> _Exercise goal_: Pictures stay out of your copy, but everything else in the records below must be repeated exactly.

> _Extracted information_:
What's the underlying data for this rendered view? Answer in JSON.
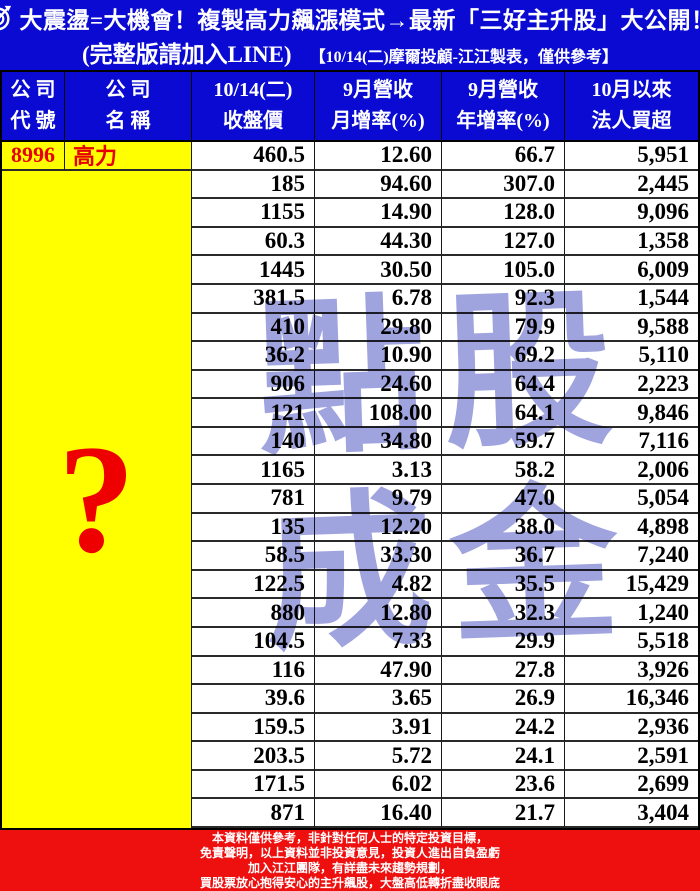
{
  "banner": {
    "headline": "大震盪=大機會！複製高力飆漲模式→最新「三好主升股」大公開！",
    "line2_main": "(完整版請加入LINE)",
    "line2_note": "【10/14(二)摩爾投顧-江江製表，僅供參考】"
  },
  "table": {
    "headers": [
      {
        "line1": "公 司",
        "line2": "代 號"
      },
      {
        "line1": "公 司",
        "line2": "名 稱"
      },
      {
        "line1": "10/14(二)",
        "line2": "收盤價"
      },
      {
        "line1": "9月營收",
        "line2": "月增率(%)"
      },
      {
        "line1": "9月營收",
        "line2": "年增率(%)"
      },
      {
        "line1": "10月以來",
        "line2": "法人買超"
      }
    ],
    "mask_symbol": "?"
  },
  "chart_data": {
    "type": "table",
    "title": "大震盪=大機會！複製高力飆漲模式→最新「三好主升股」大公開！",
    "columns": [
      "公司代號",
      "公司名稱",
      "10/14(二)收盤價",
      "9月營收月增率(%)",
      "9月營收年增率(%)",
      "10月以來法人買超"
    ],
    "note": "rows 2-24 company code and name are hidden behind a large red question mark on yellow",
    "rows": [
      {
        "code": "8996",
        "name": "高力",
        "close": "460.5",
        "mom": "12.60",
        "yoy": "66.7",
        "netbuy": "5,951"
      },
      {
        "code": "",
        "name": "",
        "close": "185",
        "mom": "94.60",
        "yoy": "307.0",
        "netbuy": "2,445"
      },
      {
        "code": "",
        "name": "",
        "close": "1155",
        "mom": "14.90",
        "yoy": "128.0",
        "netbuy": "9,096"
      },
      {
        "code": "",
        "name": "",
        "close": "60.3",
        "mom": "44.30",
        "yoy": "127.0",
        "netbuy": "1,358"
      },
      {
        "code": "",
        "name": "",
        "close": "1445",
        "mom": "30.50",
        "yoy": "105.0",
        "netbuy": "6,009"
      },
      {
        "code": "",
        "name": "",
        "close": "381.5",
        "mom": "6.78",
        "yoy": "92.3",
        "netbuy": "1,544"
      },
      {
        "code": "",
        "name": "",
        "close": "410",
        "mom": "29.80",
        "yoy": "79.9",
        "netbuy": "9,588"
      },
      {
        "code": "",
        "name": "",
        "close": "36.2",
        "mom": "10.90",
        "yoy": "69.2",
        "netbuy": "5,110"
      },
      {
        "code": "",
        "name": "",
        "close": "906",
        "mom": "24.60",
        "yoy": "64.4",
        "netbuy": "2,223"
      },
      {
        "code": "",
        "name": "",
        "close": "121",
        "mom": "108.00",
        "yoy": "64.1",
        "netbuy": "9,846"
      },
      {
        "code": "",
        "name": "",
        "close": "140",
        "mom": "34.80",
        "yoy": "59.7",
        "netbuy": "7,116"
      },
      {
        "code": "",
        "name": "",
        "close": "1165",
        "mom": "3.13",
        "yoy": "58.2",
        "netbuy": "2,006"
      },
      {
        "code": "",
        "name": "",
        "close": "781",
        "mom": "9.79",
        "yoy": "47.0",
        "netbuy": "5,054"
      },
      {
        "code": "",
        "name": "",
        "close": "135",
        "mom": "12.20",
        "yoy": "38.0",
        "netbuy": "4,898"
      },
      {
        "code": "",
        "name": "",
        "close": "58.5",
        "mom": "33.30",
        "yoy": "36.7",
        "netbuy": "7,240"
      },
      {
        "code": "",
        "name": "",
        "close": "122.5",
        "mom": "4.82",
        "yoy": "35.5",
        "netbuy": "15,429"
      },
      {
        "code": "",
        "name": "",
        "close": "880",
        "mom": "12.80",
        "yoy": "32.3",
        "netbuy": "1,240"
      },
      {
        "code": "",
        "name": "",
        "close": "104.5",
        "mom": "7.33",
        "yoy": "29.9",
        "netbuy": "5,518"
      },
      {
        "code": "",
        "name": "",
        "close": "116",
        "mom": "47.90",
        "yoy": "27.8",
        "netbuy": "3,926"
      },
      {
        "code": "",
        "name": "",
        "close": "39.6",
        "mom": "3.65",
        "yoy": "26.9",
        "netbuy": "16,346"
      },
      {
        "code": "",
        "name": "",
        "close": "159.5",
        "mom": "3.91",
        "yoy": "24.2",
        "netbuy": "2,936"
      },
      {
        "code": "",
        "name": "",
        "close": "203.5",
        "mom": "5.72",
        "yoy": "24.1",
        "netbuy": "2,591"
      },
      {
        "code": "",
        "name": "",
        "close": "171.5",
        "mom": "6.02",
        "yoy": "23.6",
        "netbuy": "2,699"
      },
      {
        "code": "",
        "name": "",
        "close": "871",
        "mom": "16.40",
        "yoy": "21.7",
        "netbuy": "3,404"
      }
    ]
  },
  "watermark": {
    "chars": [
      "點",
      "股",
      "成",
      "金"
    ],
    "color": "#a0a4de"
  },
  "footer": {
    "lines": [
      "本資料僅供參考，非針對任何人士的特定投資目標，",
      "免責聲明，以上資料並非投資意見，投資人進出自負盈虧",
      "加入江江團隊，有詳盡未來趨勢規劃，",
      "買股票放心抱得安心的主升飆股，大盤高低轉折盡收眼底"
    ]
  },
  "colors": {
    "banner_bg": "#0a0ad2",
    "header_bg": "#0a0ad2",
    "highlight_yellow": "#ffff00",
    "accent_red_text": "#e60000",
    "footer_bg": "#ee0f0f",
    "watermark": "#a0a4de",
    "grid_border": "#1a1a1a"
  }
}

> _Written reply_:
What's the underlying data for this rendered view? Answer in JSON.
{
  "banner": {
    "headline": "大震盪=大機會！複製高力飆漲模式→最新「三好主升股」大公開！",
    "line2_main": "(完整版請加入LINE)",
    "line2_note": "【10/14(二)摩爾投顧-江江製表，僅供參考】"
  },
  "table": {
    "headers": [
      {
        "line1": "公 司",
        "line2": "代 號"
      },
      {
        "line1": "公 司",
        "line2": "名 稱"
      },
      {
        "line1": "10/14(二)",
        "line2": "收盤價"
      },
      {
        "line1": "9月營收",
        "line2": "月增率(%)"
      },
      {
        "line1": "9月營收",
        "line2": "年增率(%)"
      },
      {
        "line1": "10月以來",
        "line2": "法人買超"
      }
    ],
    "mask_symbol": "?"
  },
  "chart_data": {
    "type": "table",
    "title": "大震盪=大機會！複製高力飆漲模式→最新「三好主升股」大公開！",
    "columns": [
      "公司代號",
      "公司名稱",
      "10/14(二)收盤價",
      "9月營收月增率(%)",
      "9月營收年增率(%)",
      "10月以來法人買超"
    ],
    "note": "rows 2-24 company code and name are hidden behind a large red question mark on yellow",
    "rows": [
      {
        "code": "8996",
        "name": "高力",
        "close": "460.5",
        "mom": "12.60",
        "yoy": "66.7",
        "netbuy": "5,951"
      },
      {
        "code": "",
        "name": "",
        "close": "185",
        "mom": "94.60",
        "yoy": "307.0",
        "netbuy": "2,445"
      },
      {
        "code": "",
        "name": "",
        "close": "1155",
        "mom": "14.90",
        "yoy": "128.0",
        "netbuy": "9,096"
      },
      {
        "code": "",
        "name": "",
        "close": "60.3",
        "mom": "44.30",
        "yoy": "127.0",
        "netbuy": "1,358"
      },
      {
        "code": "",
        "name": "",
        "close": "1445",
        "mom": "30.50",
        "yoy": "105.0",
        "netbuy": "6,009"
      },
      {
        "code": "",
        "name": "",
        "close": "381.5",
        "mom": "6.78",
        "yoy": "92.3",
        "netbuy": "1,544"
      },
      {
        "code": "",
        "name": "",
        "close": "410",
        "mom": "29.80",
        "yoy": "79.9",
        "netbuy": "9,588"
      },
      {
        "code": "",
        "name": "",
        "close": "36.2",
        "mom": "10.90",
        "yoy": "69.2",
        "netbuy": "5,110"
      },
      {
        "code": "",
        "name": "",
        "close": "906",
        "mom": "24.60",
        "yoy": "64.4",
        "netbuy": "2,223"
      },
      {
        "code": "",
        "name": "",
        "close": "121",
        "mom": "108.00",
        "yoy": "64.1",
        "netbuy": "9,846"
      },
      {
        "code": "",
        "name": "",
        "close": "140",
        "mom": "34.80",
        "yoy": "59.7",
        "netbuy": "7,116"
      },
      {
        "code": "",
        "name": "",
        "close": "1165",
        "mom": "3.13",
        "yoy": "58.2",
        "netbuy": "2,006"
      },
      {
        "code": "",
        "name": "",
        "close": "781",
        "mom": "9.79",
        "yoy": "47.0",
        "netbuy": "5,054"
      },
      {
        "code": "",
        "name": "",
        "close": "135",
        "mom": "12.20",
        "yoy": "38.0",
        "netbuy": "4,898"
      },
      {
        "code": "",
        "name": "",
        "close": "58.5",
        "mom": "33.30",
        "yoy": "36.7",
        "netbuy": "7,240"
      },
      {
        "code": "",
        "name": "",
        "close": "122.5",
        "mom": "4.82",
        "yoy": "35.5",
        "netbuy": "15,429"
      },
      {
        "code": "",
        "name": "",
        "close": "880",
        "mom": "12.80",
        "yoy": "32.3",
        "netbuy": "1,240"
      },
      {
        "code": "",
        "name": "",
        "close": "104.5",
        "mom": "7.33",
        "yoy": "29.9",
        "netbuy": "5,518"
      },
      {
        "code": "",
        "name": "",
        "close": "116",
        "mom": "47.90",
        "yoy": "27.8",
        "netbuy": "3,926"
      },
      {
        "code": "",
        "name": "",
        "close": "39.6",
        "mom": "3.65",
        "yoy": "26.9",
        "netbuy": "16,346"
      },
      {
        "code": "",
        "name": "",
        "close": "159.5",
        "mom": "3.91",
        "yoy": "24.2",
        "netbuy": "2,936"
      },
      {
        "code": "",
        "name": "",
        "close": "203.5",
        "mom": "5.72",
        "yoy": "24.1",
        "netbuy": "2,591"
      },
      {
        "code": "",
        "name": "",
        "close": "171.5",
        "mom": "6.02",
        "yoy": "23.6",
        "netbuy": "2,699"
      },
      {
        "code": "",
        "name": "",
        "close": "871",
        "mom": "16.40",
        "yoy": "21.7",
        "netbuy": "3,404"
      }
    ]
  },
  "watermark": {
    "chars": [
      "點",
      "股",
      "成",
      "金"
    ],
    "color": "#a0a4de"
  },
  "footer": {
    "lines": [
      "本資料僅供參考，非針對任何人士的特定投資目標，",
      "免責聲明，以上資料並非投資意見，投資人進出自負盈虧",
      "加入江江團隊，有詳盡未來趨勢規劃，",
      "買股票放心抱得安心的主升飆股，大盤高低轉折盡收眼底"
    ]
  },
  "colors": {
    "banner_bg": "#0a0ad2",
    "header_bg": "#0a0ad2",
    "highlight_yellow": "#ffff00",
    "accent_red_text": "#e60000",
    "footer_bg": "#ee0f0f",
    "watermark": "#a0a4de",
    "grid_border": "#1a1a1a"
  }
}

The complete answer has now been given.